__DATA FOR THIS TASK__.

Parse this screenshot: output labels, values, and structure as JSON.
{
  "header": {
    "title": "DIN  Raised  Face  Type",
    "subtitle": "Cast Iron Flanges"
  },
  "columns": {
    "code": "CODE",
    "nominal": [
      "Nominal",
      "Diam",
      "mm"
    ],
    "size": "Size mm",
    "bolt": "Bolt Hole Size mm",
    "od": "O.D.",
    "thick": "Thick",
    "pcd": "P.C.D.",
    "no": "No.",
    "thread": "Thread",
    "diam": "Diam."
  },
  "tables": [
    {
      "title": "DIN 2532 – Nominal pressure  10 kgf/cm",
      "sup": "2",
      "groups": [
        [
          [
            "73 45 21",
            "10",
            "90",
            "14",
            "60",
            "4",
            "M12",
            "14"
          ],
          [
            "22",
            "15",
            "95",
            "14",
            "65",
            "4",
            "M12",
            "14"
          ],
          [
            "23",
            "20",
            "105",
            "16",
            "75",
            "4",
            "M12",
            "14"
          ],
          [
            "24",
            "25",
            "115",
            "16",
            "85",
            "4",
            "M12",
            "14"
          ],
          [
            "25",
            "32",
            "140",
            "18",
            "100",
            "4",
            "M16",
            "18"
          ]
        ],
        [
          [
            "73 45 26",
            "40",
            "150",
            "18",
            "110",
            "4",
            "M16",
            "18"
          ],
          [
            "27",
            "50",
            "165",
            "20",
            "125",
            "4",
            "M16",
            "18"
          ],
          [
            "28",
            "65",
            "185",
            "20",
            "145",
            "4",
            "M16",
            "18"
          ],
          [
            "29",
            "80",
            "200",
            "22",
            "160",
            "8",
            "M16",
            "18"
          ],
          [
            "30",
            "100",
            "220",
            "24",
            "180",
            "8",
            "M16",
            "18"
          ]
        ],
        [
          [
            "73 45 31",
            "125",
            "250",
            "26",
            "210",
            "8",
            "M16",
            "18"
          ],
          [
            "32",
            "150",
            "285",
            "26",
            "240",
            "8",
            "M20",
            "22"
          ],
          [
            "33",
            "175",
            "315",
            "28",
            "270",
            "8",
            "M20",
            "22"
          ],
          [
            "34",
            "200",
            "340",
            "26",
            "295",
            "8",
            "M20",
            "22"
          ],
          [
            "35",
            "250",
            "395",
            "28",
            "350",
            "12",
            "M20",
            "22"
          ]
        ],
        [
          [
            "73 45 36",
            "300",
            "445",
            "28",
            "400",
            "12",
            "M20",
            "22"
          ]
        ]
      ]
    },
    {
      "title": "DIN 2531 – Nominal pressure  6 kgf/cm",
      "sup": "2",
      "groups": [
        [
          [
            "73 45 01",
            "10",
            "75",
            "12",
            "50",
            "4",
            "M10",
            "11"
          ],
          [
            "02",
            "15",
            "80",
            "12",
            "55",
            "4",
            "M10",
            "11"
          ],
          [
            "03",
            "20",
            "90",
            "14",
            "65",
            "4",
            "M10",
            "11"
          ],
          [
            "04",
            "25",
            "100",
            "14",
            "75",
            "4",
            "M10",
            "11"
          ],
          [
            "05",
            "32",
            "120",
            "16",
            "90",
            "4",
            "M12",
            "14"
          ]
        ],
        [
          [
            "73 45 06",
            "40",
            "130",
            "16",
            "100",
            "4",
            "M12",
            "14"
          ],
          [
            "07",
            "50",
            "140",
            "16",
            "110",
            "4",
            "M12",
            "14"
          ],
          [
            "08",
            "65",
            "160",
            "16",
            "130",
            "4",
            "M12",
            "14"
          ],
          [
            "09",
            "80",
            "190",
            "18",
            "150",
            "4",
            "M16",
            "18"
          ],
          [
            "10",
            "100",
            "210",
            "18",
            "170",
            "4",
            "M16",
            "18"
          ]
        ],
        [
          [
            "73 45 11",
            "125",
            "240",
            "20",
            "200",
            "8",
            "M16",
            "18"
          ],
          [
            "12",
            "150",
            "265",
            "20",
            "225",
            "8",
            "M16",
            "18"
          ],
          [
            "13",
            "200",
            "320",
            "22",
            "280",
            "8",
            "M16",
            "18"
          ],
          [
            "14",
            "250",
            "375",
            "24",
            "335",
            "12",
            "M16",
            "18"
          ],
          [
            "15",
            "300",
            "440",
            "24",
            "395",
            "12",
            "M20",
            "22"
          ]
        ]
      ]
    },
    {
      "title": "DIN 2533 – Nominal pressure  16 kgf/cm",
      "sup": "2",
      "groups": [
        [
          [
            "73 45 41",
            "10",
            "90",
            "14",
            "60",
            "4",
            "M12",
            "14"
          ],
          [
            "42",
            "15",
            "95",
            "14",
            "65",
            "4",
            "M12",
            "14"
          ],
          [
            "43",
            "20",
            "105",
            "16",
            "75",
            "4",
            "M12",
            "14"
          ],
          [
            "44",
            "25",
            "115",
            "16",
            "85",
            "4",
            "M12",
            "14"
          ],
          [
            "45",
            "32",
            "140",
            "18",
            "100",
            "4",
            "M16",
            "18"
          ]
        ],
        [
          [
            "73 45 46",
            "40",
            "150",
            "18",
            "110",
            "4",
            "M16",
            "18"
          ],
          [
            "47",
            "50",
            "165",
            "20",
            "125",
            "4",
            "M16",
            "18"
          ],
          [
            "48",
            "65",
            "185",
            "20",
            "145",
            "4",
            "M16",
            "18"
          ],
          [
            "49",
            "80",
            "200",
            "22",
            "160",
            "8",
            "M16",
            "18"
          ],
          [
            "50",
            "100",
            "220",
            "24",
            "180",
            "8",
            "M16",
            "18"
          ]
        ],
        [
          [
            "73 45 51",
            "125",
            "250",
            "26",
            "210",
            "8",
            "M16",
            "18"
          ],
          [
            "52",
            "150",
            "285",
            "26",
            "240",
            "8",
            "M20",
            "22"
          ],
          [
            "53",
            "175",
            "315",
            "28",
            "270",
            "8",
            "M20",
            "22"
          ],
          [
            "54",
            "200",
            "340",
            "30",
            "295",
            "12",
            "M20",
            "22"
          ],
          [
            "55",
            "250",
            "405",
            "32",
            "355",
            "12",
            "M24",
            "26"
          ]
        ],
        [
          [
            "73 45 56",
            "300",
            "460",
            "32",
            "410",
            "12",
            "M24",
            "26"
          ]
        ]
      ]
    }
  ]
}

__WORK TO DO__. From the records above, extract everything verbatim.

__REPLY TO THE TASK__.
Parse this screenshot: output labels, values, and structure as JSON.
{
  "header": {
    "title": "DIN  Raised  Face  Type",
    "subtitle": "Cast Iron Flanges"
  },
  "columns": {
    "code": "CODE",
    "nominal": [
      "Nominal",
      "Diam",
      "mm"
    ],
    "size": "Size mm",
    "bolt": "Bolt Hole Size mm",
    "od": "O.D.",
    "thick": "Thick",
    "pcd": "P.C.D.",
    "no": "No.",
    "thread": "Thread",
    "diam": "Diam."
  },
  "tables": [
    {
      "title": "DIN 2532 – Nominal pressure  10 kgf/cm",
      "sup": "2",
      "groups": [
        [
          [
            "73 45 21",
            "10",
            "90",
            "14",
            "60",
            "4",
            "M12",
            "14"
          ],
          [
            "22",
            "15",
            "95",
            "14",
            "65",
            "4",
            "M12",
            "14"
          ],
          [
            "23",
            "20",
            "105",
            "16",
            "75",
            "4",
            "M12",
            "14"
          ],
          [
            "24",
            "25",
            "115",
            "16",
            "85",
            "4",
            "M12",
            "14"
          ],
          [
            "25",
            "32",
            "140",
            "18",
            "100",
            "4",
            "M16",
            "18"
          ]
        ],
        [
          [
            "73 45 26",
            "40",
            "150",
            "18",
            "110",
            "4",
            "M16",
            "18"
          ],
          [
            "27",
            "50",
            "165",
            "20",
            "125",
            "4",
            "M16",
            "18"
          ],
          [
            "28",
            "65",
            "185",
            "20",
            "145",
            "4",
            "M16",
            "18"
          ],
          [
            "29",
            "80",
            "200",
            "22",
            "160",
            "8",
            "M16",
            "18"
          ],
          [
            "30",
            "100",
            "220",
            "24",
            "180",
            "8",
            "M16",
            "18"
          ]
        ],
        [
          [
            "73 45 31",
            "125",
            "250",
            "26",
            "210",
            "8",
            "M16",
            "18"
          ],
          [
            "32",
            "150",
            "285",
            "26",
            "240",
            "8",
            "M20",
            "22"
          ],
          [
            "33",
            "175",
            "315",
            "28",
            "270",
            "8",
            "M20",
            "22"
          ],
          [
            "34",
            "200",
            "340",
            "26",
            "295",
            "8",
            "M20",
            "22"
          ],
          [
            "35",
            "250",
            "395",
            "28",
            "350",
            "12",
            "M20",
            "22"
          ]
        ],
        [
          [
            "73 45 36",
            "300",
            "445",
            "28",
            "400",
            "12",
            "M20",
            "22"
          ]
        ]
      ]
    },
    {
      "title": "DIN 2531 – Nominal pressure  6 kgf/cm",
      "sup": "2",
      "groups": [
        [
          [
            "73 45 01",
            "10",
            "75",
            "12",
            "50",
            "4",
            "M10",
            "11"
          ],
          [
            "02",
            "15",
            "80",
            "12",
            "55",
            "4",
            "M10",
            "11"
          ],
          [
            "03",
            "20",
            "90",
            "14",
            "65",
            "4",
            "M10",
            "11"
          ],
          [
            "04",
            "25",
            "100",
            "14",
            "75",
            "4",
            "M10",
            "11"
          ],
          [
            "05",
            "32",
            "120",
            "16",
            "90",
            "4",
            "M12",
            "14"
          ]
        ],
        [
          [
            "73 45 06",
            "40",
            "130",
            "16",
            "100",
            "4",
            "M12",
            "14"
          ],
          [
            "07",
            "50",
            "140",
            "16",
            "110",
            "4",
            "M12",
            "14"
          ],
          [
            "08",
            "65",
            "160",
            "16",
            "130",
            "4",
            "M12",
            "14"
          ],
          [
            "09",
            "80",
            "190",
            "18",
            "150",
            "4",
            "M16",
            "18"
          ],
          [
            "10",
            "100",
            "210",
            "18",
            "170",
            "4",
            "M16",
            "18"
          ]
        ],
        [
          [
            "73 45 11",
            "125",
            "240",
            "20",
            "200",
            "8",
            "M16",
            "18"
          ],
          [
            "12",
            "150",
            "265",
            "20",
            "225",
            "8",
            "M16",
            "18"
          ],
          [
            "13",
            "200",
            "320",
            "22",
            "280",
            "8",
            "M16",
            "18"
          ],
          [
            "14",
            "250",
            "375",
            "24",
            "335",
            "12",
            "M16",
            "18"
          ],
          [
            "15",
            "300",
            "440",
            "24",
            "395",
            "12",
            "M20",
            "22"
          ]
        ]
      ]
    },
    {
      "title": "DIN 2533 – Nominal pressure  16 kgf/cm",
      "sup": "2",
      "groups": [
        [
          [
            "73 45 41",
            "10",
            "90",
            "14",
            "60",
            "4",
            "M12",
            "14"
          ],
          [
            "42",
            "15",
            "95",
            "14",
            "65",
            "4",
            "M12",
            "14"
          ],
          [
            "43",
            "20",
            "105",
            "16",
            "75",
            "4",
            "M12",
            "14"
          ],
          [
            "44",
            "25",
            "115",
            "16",
            "85",
            "4",
            "M12",
            "14"
          ],
          [
            "45",
            "32",
            "140",
            "18",
            "100",
            "4",
            "M16",
            "18"
          ]
        ],
        [
          [
            "73 45 46",
            "40",
            "150",
            "18",
            "110",
            "4",
            "M16",
            "18"
          ],
          [
            "47",
            "50",
            "165",
            "20",
            "125",
            "4",
            "M16",
            "18"
          ],
          [
            "48",
            "65",
            "185",
            "20",
            "145",
            "4",
            "M16",
            "18"
          ],
          [
            "49",
            "80",
            "200",
            "22",
            "160",
            "8",
            "M16",
            "18"
          ],
          [
            "50",
            "100",
            "220",
            "24",
            "180",
            "8",
            "M16",
            "18"
          ]
        ],
        [
          [
            "73 45 51",
            "125",
            "250",
            "26",
            "210",
            "8",
            "M16",
            "18"
          ],
          [
            "52",
            "150",
            "285",
            "26",
            "240",
            "8",
            "M20",
            "22"
          ],
          [
            "53",
            "175",
            "315",
            "28",
            "270",
            "8",
            "M20",
            "22"
          ],
          [
            "54",
            "200",
            "340",
            "30",
            "295",
            "12",
            "M20",
            "22"
          ],
          [
            "55",
            "250",
            "405",
            "32",
            "355",
            "12",
            "M24",
            "26"
          ]
        ],
        [
          [
            "73 45 56",
            "300",
            "460",
            "32",
            "410",
            "12",
            "M24",
            "26"
          ]
        ]
      ]
    }
  ]
}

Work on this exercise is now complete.